━━━━━ DATASET RECORDS ━━━━━
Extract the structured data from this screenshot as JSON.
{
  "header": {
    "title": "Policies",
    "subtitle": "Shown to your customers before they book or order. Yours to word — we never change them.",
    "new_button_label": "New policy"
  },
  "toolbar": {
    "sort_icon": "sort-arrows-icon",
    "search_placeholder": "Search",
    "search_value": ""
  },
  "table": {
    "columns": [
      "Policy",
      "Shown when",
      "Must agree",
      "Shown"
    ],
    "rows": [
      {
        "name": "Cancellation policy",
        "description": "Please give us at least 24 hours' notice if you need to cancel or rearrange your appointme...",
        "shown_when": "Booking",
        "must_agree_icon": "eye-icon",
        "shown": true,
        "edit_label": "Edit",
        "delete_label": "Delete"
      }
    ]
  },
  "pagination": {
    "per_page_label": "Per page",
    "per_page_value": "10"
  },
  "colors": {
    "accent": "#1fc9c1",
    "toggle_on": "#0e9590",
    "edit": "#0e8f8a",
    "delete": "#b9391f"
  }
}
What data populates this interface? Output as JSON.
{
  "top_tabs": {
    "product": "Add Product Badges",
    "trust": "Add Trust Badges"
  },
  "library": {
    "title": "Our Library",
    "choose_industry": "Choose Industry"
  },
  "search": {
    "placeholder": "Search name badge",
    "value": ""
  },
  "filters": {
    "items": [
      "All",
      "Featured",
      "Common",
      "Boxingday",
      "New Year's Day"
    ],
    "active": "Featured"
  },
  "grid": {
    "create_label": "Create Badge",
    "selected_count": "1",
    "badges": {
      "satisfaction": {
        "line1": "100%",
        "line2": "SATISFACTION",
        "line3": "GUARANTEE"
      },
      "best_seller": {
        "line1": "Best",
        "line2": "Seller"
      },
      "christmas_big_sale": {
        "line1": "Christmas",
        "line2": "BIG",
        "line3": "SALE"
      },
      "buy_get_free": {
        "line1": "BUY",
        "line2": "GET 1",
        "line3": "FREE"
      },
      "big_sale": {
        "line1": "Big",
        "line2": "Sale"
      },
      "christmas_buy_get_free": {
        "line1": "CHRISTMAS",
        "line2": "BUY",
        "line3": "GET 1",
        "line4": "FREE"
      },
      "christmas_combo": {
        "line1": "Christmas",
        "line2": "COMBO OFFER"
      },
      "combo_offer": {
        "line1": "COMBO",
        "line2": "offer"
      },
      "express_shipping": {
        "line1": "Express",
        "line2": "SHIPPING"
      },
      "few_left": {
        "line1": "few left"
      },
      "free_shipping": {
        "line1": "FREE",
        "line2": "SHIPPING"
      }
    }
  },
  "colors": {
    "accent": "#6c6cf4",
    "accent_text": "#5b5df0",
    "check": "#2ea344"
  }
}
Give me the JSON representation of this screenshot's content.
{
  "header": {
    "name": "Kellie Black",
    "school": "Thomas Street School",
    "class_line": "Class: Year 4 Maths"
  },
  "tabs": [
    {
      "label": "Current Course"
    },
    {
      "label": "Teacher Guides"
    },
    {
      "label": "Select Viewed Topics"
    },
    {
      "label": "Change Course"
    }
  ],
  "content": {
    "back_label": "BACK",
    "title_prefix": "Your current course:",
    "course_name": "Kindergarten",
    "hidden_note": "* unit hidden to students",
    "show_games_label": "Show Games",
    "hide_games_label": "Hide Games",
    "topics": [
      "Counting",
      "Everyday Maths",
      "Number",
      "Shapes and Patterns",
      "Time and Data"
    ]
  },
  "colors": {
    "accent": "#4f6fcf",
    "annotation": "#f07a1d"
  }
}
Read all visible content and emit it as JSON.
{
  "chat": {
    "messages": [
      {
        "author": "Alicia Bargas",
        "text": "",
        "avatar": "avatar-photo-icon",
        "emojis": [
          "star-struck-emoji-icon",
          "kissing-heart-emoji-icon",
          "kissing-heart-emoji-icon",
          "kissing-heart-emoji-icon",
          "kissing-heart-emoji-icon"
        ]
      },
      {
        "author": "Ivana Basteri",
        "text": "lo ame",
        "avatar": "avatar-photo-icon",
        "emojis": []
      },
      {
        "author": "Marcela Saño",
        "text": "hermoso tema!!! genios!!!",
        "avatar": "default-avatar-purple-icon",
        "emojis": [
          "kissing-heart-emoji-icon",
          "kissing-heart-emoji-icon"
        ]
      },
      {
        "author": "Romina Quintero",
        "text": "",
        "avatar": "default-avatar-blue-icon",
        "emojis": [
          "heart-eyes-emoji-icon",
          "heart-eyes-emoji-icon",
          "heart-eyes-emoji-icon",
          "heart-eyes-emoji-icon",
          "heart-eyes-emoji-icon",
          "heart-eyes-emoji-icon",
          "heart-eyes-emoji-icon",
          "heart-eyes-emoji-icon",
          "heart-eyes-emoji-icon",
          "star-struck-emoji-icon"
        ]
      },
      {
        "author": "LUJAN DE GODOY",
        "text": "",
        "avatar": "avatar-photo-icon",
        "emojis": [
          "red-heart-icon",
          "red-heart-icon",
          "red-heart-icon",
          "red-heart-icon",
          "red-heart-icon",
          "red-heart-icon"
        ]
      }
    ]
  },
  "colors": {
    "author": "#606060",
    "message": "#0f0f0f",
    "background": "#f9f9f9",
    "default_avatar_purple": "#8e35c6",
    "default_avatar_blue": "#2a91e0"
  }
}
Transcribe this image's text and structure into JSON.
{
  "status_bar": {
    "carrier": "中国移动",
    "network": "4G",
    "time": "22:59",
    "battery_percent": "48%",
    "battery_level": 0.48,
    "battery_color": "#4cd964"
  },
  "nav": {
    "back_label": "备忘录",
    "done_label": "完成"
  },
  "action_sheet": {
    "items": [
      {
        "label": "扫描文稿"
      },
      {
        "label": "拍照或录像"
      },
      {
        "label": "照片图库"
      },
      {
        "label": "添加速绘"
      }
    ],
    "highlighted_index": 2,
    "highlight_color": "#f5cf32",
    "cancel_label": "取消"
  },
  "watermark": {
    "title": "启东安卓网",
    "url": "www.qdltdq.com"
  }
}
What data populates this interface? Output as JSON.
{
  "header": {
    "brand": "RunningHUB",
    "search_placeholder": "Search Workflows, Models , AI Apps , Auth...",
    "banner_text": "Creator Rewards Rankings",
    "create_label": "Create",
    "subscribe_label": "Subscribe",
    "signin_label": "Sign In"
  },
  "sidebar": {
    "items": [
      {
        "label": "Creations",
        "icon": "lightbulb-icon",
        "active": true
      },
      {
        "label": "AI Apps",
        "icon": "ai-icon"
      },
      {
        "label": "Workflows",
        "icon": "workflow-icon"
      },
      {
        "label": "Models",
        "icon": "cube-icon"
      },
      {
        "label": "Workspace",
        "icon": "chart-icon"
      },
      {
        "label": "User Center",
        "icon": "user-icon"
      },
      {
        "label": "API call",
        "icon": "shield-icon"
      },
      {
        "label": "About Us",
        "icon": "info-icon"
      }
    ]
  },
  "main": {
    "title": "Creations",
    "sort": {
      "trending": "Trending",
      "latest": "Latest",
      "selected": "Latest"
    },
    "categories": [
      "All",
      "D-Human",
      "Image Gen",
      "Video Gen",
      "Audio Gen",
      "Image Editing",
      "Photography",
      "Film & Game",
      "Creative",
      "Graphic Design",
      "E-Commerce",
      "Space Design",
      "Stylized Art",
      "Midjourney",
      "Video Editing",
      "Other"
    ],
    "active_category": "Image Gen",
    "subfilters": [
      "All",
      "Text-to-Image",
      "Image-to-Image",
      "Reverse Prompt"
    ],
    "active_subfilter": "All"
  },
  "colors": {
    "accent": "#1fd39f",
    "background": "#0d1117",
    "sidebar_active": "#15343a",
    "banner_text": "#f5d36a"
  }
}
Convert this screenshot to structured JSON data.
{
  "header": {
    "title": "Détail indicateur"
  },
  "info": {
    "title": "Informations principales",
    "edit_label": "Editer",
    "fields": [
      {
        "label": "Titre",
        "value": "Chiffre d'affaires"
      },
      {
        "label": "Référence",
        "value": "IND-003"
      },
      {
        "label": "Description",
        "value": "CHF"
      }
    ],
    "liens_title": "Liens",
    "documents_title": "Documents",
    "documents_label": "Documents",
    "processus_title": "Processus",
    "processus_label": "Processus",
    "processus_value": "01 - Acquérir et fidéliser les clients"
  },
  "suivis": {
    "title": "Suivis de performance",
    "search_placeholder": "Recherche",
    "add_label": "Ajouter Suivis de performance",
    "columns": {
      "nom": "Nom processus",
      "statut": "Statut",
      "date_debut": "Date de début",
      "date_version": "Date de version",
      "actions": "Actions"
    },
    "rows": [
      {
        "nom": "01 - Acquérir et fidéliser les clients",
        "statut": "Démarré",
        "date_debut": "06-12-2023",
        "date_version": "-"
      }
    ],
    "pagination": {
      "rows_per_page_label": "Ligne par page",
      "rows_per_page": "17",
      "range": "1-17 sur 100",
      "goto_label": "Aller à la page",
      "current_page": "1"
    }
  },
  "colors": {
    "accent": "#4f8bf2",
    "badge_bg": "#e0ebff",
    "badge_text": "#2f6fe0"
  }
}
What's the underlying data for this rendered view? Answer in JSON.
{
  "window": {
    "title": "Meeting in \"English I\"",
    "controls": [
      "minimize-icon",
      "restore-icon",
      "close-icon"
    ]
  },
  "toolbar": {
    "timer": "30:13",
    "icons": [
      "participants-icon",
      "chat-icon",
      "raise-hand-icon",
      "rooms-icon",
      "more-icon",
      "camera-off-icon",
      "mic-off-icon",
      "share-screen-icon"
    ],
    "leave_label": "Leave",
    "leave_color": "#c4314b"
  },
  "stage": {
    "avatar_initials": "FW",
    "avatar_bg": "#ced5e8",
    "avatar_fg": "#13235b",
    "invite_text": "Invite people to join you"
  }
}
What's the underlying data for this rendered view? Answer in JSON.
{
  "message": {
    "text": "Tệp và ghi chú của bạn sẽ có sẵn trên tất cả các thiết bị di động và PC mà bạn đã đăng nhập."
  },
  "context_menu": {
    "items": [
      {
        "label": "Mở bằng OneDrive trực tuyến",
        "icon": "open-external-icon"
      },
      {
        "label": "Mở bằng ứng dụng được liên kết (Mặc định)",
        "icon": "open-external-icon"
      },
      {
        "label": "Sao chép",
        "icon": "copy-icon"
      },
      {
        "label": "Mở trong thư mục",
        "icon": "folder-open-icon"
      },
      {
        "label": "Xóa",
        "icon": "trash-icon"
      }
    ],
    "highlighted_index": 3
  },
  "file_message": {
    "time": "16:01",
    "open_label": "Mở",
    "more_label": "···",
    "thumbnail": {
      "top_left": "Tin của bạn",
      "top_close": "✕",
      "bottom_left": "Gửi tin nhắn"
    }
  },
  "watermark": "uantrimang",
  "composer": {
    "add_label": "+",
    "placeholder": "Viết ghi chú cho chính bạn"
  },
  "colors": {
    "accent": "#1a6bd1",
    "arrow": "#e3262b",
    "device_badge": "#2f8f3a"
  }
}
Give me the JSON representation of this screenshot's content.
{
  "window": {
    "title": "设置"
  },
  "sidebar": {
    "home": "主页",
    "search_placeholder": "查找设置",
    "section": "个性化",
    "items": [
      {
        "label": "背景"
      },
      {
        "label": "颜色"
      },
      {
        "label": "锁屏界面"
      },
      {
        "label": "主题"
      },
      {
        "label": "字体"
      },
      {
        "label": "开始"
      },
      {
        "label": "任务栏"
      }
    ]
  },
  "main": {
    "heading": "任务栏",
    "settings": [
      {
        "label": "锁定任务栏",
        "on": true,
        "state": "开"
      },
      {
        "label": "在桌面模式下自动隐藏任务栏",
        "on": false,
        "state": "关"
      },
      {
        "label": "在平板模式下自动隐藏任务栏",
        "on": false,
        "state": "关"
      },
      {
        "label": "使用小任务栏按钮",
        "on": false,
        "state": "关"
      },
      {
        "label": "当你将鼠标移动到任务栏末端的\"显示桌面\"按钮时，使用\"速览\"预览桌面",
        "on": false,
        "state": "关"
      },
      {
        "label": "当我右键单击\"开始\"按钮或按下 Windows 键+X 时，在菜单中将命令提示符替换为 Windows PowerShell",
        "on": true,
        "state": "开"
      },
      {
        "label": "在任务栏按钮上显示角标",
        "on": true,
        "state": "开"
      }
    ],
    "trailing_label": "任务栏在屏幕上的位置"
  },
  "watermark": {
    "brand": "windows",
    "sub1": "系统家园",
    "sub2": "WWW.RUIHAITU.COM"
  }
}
━━━━━
*PROBLEM TO SOLVE*. The required answer is a single number: the count of lines in the entries that hold the string "clients".

*RESPONSE TO THIS TASK*. 2